## Begin

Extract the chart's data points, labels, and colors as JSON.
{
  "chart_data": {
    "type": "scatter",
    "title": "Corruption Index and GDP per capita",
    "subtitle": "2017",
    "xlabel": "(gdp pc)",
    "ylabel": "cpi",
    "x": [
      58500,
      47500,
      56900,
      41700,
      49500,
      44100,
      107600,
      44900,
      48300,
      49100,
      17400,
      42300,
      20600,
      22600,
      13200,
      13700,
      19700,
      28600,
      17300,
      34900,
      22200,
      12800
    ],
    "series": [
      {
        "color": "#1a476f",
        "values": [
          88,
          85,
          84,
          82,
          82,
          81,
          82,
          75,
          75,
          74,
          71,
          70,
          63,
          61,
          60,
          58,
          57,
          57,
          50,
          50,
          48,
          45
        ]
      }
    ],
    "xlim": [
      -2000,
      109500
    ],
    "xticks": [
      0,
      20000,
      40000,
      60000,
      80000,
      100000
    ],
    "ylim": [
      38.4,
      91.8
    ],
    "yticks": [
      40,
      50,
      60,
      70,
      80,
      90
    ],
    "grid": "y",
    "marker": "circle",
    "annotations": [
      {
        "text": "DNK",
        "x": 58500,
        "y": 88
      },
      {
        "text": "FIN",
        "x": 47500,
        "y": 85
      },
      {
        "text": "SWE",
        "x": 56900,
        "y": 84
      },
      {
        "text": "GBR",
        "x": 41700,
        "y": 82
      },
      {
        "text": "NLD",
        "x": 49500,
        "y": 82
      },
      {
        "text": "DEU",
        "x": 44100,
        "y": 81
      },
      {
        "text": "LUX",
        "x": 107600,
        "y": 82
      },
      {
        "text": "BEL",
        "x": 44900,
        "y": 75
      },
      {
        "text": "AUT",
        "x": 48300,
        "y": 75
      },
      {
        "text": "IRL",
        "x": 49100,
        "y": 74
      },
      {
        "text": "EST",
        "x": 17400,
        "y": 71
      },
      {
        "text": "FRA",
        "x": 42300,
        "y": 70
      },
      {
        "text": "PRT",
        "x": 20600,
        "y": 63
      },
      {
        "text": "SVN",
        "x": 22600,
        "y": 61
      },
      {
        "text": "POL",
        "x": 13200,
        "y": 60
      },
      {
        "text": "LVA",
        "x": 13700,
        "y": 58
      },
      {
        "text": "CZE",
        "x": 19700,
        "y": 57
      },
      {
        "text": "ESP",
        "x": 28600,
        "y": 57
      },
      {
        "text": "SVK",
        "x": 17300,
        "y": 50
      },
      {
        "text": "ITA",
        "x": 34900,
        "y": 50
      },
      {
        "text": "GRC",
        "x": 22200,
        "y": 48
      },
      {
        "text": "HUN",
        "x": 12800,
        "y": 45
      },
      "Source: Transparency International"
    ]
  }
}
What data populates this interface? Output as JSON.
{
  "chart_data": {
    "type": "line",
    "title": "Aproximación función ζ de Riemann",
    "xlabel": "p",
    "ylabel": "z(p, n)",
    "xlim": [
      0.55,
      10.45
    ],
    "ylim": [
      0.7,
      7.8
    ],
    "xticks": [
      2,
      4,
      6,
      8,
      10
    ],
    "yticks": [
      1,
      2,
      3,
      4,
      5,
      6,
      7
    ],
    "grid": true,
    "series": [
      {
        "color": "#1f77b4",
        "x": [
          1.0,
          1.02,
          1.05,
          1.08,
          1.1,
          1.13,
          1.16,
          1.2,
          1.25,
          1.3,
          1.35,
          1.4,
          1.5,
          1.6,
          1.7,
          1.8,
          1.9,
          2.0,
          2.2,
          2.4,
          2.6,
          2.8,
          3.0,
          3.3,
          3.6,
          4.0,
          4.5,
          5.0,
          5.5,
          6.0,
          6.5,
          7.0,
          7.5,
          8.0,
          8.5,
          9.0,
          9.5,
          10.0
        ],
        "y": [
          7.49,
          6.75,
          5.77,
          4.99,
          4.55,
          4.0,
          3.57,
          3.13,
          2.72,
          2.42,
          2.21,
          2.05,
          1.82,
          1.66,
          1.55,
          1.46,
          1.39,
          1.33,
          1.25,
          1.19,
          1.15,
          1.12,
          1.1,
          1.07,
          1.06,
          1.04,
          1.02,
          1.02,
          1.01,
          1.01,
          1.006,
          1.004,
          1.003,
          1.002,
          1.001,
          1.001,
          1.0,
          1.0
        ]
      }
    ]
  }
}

## End

- **Task to carry out**
Reproduce the full listing word for word.

- **Result of the task**
Extract the chart's data points, labels, and colors as JSON.
{
  "chart_data": {
    "type": "scatter",
    "title": "Corruption Index and GDP per capita",
    "subtitle": "2017",
    "xlabel": "(gdp pc)",
    "ylabel": "cpi",
    "x": [
      58500,
      47500,
      56900,
      41700,
      49500,
      44100,
      107600,
      44900,
      48300,
      49100,
      17400,
      42300,
      20600,
      22600,
      13200,
      13700,
      19700,
      28600,
      17300,
      34900,
      22200,
      12800
    ],
    "series": [
      {
        "color": "#1a476f",
        "values": [
          88,
          85,
          84,
          82,
          82,
          81,
          82,
          75,
          75,
          74,
          71,
          70,
          63,
          61,
          60,
          58,
          57,
          57,
          50,
          50,
          48,
          45
        ]
      }
    ],
    "xlim": [
      -2000,
      109500
    ],
    "xticks": [
      0,
      20000,
      40000,
      60000,
      80000,
      100000
    ],
    "ylim": [
      38.4,
      91.8
    ],
    "yticks": [
      40,
      50,
      60,
      70,
      80,
      90
    ],
    "grid": "y",
    "marker": "circle",
    "annotations": [
      {
        "text": "DNK",
        "x": 58500,
        "y": 88
      },
      {
        "text": "FIN",
        "x": 47500,
        "y": 85
      },
      {
        "text": "SWE",
        "x": 56900,
        "y": 84
      },
      {
        "text": "GBR",
        "x": 41700,
        "y": 82
      },
      {
        "text": "NLD",
        "x": 49500,
        "y": 82
      },
      {
        "text": "DEU",
        "x": 44100,
        "y": 81
      },
      {
        "text": "LUX",
        "x": 107600,
        "y": 82
      },
      {
        "text": "BEL",
        "x": 44900,
        "y": 75
      },
      {
        "text": "AUT",
        "x": 48300,
        "y": 75
      },
      {
        "text": "IRL",
        "x": 49100,
        "y": 74
      },
      {
        "text": "EST",
        "x": 17400,
        "y": 71
      },
      {
        "text": "FRA",
        "x": 42300,
        "y": 70
      },
      {
        "text": "PRT",
        "x": 20600,
        "y": 63
      },
      {
        "text": "SVN",
        "x": 22600,
        "y": 61
      },
      {
        "text": "POL",
        "x": 13200,
        "y": 60
      },
      {
        "text": "LVA",
        "x": 13700,
        "y": 58
      },
      {
        "text": "CZE",
        "x": 19700,
        "y": 57
      },
      {
        "text": "ESP",
        "x": 28600,
        "y": 57
      },
      {
        "text": "SVK",
        "x": 17300,
        "y": 50
      },
      {
        "text": "ITA",
        "x": 34900,
        "y": 50
      },
      {
        "text": "GRC",
        "x": 22200,
        "y": 48
      },
      {
        "text": "HUN",
        "x": 12800,
        "y": 45
      },
      "Source: Transparency International"
    ]
  }
}
What data populates this interface? Output as JSON.
{
  "chart_data": {
    "type": "line",
    "title": "Aproximación función ζ de Riemann",
    "xlabel": "p",
    "ylabel": "z(p, n)",
    "xlim": [
      0.55,
      10.45
    ],
    "ylim": [
      0.7,
      7.8
    ],
    "xticks": [
      2,
      4,
      6,
      8,
      10
    ],
    "yticks": [
      1,
      2,
      3,
      4,
      5,
      6,
      7
    ],
    "grid": true,
    "series": [
      {
        "color": "#1f77b4",
        "x": [
          1.0,
          1.02,
          1.05,
          1.08,
          1.1,
          1.13,
          1.16,
          1.2,
          1.25,
          1.3,
          1.35,
          1.4,
          1.5,
          1.6,
          1.7,
          1.8,
          1.9,
          2.0,
          2.2,
          2.4,
          2.6,
          2.8,
          3.0,
          3.3,
          3.6,
          4.0,
          4.5,
          5.0,
          5.5,
          6.0,
          6.5,
          7.0,
          7.5,
          8.0,
          8.5,
          9.0,
          9.5,
          10.0
        ],
        "y": [
          7.49,
          6.75,
          5.77,
          4.99,
          4.55,
          4.0,
          3.57,
          3.13,
          2.72,
          2.42,
          2.21,
          2.05,
          1.82,
          1.66,
          1.55,
          1.46,
          1.39,
          1.33,
          1.25,
          1.19,
          1.15,
          1.12,
          1.1,
          1.07,
          1.06,
          1.04,
          1.02,
          1.02,
          1.01,
          1.01,
          1.006,
          1.004,
          1.003,
          1.002,
          1.001,
          1.001,
          1.0,
          1.0
        ]
      }
    ]
  }
}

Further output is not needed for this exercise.